— START OF Given data —
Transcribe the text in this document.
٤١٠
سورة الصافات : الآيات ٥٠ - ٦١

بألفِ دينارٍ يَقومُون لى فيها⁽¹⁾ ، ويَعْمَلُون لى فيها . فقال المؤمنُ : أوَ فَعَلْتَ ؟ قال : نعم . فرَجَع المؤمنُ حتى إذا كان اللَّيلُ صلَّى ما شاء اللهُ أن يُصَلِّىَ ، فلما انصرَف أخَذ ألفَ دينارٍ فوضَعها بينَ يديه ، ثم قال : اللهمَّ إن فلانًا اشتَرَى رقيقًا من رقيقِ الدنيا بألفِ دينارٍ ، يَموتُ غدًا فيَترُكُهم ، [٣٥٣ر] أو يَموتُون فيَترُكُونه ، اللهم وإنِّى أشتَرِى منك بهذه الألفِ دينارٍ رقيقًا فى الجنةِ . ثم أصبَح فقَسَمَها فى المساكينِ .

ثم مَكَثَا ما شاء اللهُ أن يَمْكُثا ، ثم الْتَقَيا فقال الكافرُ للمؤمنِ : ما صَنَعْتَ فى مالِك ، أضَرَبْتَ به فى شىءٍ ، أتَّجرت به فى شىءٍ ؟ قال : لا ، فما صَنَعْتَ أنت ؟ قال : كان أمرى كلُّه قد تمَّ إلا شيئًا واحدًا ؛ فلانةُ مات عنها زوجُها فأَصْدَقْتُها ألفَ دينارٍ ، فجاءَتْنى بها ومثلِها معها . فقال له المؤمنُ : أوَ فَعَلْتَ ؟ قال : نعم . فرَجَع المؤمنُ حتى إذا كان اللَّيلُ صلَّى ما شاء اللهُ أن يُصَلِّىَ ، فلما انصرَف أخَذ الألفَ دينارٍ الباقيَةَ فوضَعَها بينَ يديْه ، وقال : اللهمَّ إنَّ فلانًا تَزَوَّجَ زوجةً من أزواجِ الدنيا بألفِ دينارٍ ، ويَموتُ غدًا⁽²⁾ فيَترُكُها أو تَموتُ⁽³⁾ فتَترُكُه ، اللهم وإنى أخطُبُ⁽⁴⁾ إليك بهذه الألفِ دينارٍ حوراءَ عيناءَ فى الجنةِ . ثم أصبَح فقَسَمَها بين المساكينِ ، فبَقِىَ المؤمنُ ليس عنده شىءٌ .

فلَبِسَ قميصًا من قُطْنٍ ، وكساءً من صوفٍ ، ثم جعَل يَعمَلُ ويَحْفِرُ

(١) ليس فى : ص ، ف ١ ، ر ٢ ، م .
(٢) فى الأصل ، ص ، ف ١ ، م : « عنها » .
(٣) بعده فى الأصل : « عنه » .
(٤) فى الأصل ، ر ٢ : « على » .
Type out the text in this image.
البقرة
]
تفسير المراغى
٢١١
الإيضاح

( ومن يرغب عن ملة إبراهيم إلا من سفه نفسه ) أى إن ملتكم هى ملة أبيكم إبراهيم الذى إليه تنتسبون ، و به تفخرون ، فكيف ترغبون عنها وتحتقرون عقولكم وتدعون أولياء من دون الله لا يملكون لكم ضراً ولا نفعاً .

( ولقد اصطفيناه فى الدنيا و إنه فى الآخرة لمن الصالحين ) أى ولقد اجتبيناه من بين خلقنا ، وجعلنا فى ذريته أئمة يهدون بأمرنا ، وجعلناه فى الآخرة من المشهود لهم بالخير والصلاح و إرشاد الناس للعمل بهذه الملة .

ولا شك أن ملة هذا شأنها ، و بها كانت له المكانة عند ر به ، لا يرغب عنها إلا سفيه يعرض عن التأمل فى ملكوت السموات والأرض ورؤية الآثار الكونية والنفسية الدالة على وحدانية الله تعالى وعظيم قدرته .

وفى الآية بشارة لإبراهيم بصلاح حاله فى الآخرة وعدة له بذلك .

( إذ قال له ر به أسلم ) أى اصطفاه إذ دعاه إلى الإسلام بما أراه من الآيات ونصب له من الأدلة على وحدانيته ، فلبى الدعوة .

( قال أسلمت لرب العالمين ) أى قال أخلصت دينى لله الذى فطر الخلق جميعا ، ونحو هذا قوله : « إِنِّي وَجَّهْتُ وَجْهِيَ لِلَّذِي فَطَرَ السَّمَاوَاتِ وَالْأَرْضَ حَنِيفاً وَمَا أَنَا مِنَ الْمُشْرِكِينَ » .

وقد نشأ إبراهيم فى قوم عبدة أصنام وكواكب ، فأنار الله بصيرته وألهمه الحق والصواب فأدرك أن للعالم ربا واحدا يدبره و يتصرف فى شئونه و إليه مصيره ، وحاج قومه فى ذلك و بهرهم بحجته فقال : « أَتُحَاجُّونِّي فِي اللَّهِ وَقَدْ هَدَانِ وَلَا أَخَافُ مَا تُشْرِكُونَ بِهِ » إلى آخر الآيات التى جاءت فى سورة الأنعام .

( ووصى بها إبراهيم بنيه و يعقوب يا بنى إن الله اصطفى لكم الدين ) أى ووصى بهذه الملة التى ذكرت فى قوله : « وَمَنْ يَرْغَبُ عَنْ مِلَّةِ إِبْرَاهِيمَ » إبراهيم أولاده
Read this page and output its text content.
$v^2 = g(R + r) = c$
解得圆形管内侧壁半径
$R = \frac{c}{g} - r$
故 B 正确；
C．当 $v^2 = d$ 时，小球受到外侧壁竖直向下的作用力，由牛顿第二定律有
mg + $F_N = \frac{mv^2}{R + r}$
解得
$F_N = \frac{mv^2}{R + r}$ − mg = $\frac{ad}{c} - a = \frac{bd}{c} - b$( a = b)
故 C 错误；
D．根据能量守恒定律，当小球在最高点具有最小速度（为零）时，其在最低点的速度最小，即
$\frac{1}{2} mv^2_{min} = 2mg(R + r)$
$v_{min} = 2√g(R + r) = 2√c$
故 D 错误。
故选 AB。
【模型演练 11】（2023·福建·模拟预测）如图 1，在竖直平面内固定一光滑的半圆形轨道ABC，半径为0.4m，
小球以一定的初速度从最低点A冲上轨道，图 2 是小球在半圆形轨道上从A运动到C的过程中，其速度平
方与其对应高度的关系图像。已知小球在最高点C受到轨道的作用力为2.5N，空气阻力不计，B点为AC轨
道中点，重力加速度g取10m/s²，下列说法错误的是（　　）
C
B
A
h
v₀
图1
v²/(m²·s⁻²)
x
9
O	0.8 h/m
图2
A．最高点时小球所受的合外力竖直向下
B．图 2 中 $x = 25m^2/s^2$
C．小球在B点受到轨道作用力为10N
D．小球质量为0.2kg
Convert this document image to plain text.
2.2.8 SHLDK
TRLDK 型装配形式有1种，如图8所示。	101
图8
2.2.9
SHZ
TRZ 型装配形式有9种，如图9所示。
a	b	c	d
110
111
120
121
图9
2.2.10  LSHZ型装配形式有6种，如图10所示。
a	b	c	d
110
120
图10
— END OF Given data —
* What needs to be done *
Each line from the one containing "Read this page and output its text content." to the end of the listing above should be copied exactly, and nothing else.

* Solution to this task *
Read this page and output its text content.
$v^2 = g(R + r) = c$
解得圆形管内侧壁半径
$R = \frac{c}{g} - r$
故 B 正确；
C．当 $v^2 = d$ 时，小球受到外侧壁竖直向下的作用力，由牛顿第二定律有
mg + $F_N = \frac{mv^2}{R + r}$
解得
$F_N = \frac{mv^2}{R + r}$ − mg = $\frac{ad}{c} - a = \frac{bd}{c} - b$( a = b)
故 C 错误；
D．根据能量守恒定律，当小球在最高点具有最小速度（为零）时，其在最低点的速度最小，即
$\frac{1}{2} mv^2_{min} = 2mg(R + r)$
$v_{min} = 2√g(R + r) = 2√c$
故 D 错误。
故选 AB。
【模型演练 11】（2023·福建·模拟预测）如图 1，在竖直平面内固定一光滑的半圆形轨道ABC，半径为0.4m，
小球以一定的初速度从最低点A冲上轨道，图 2 是小球在半圆形轨道上从A运动到C的过程中，其速度平
方与其对应高度的关系图像。已知小球在最高点C受到轨道的作用力为2.5N，空气阻力不计，B点为AC轨
道中点，重力加速度g取10m/s²，下列说法错误的是（　　）
C
B
A
h
v₀
图1
v²/(m²·s⁻²)
x
9
O	0.8 h/m
图2
A．最高点时小球所受的合外力竖直向下
B．图 2 中 $x = 25m^2/s^2$
C．小球在B点受到轨道作用力为10N
D．小球质量为0.2kg
Convert this document image to plain text.
2.2.8 SHLDK
TRLDK 型装配形式有1种，如图8所示。	101
图8
2.2.9
SHZ
TRZ 型装配形式有9种，如图9所示。
a	b	c	d
110
111
120
121
图9
2.2.10  LSHZ型装配形式有6种，如图10所示。
a	b	c	d
110
120
图10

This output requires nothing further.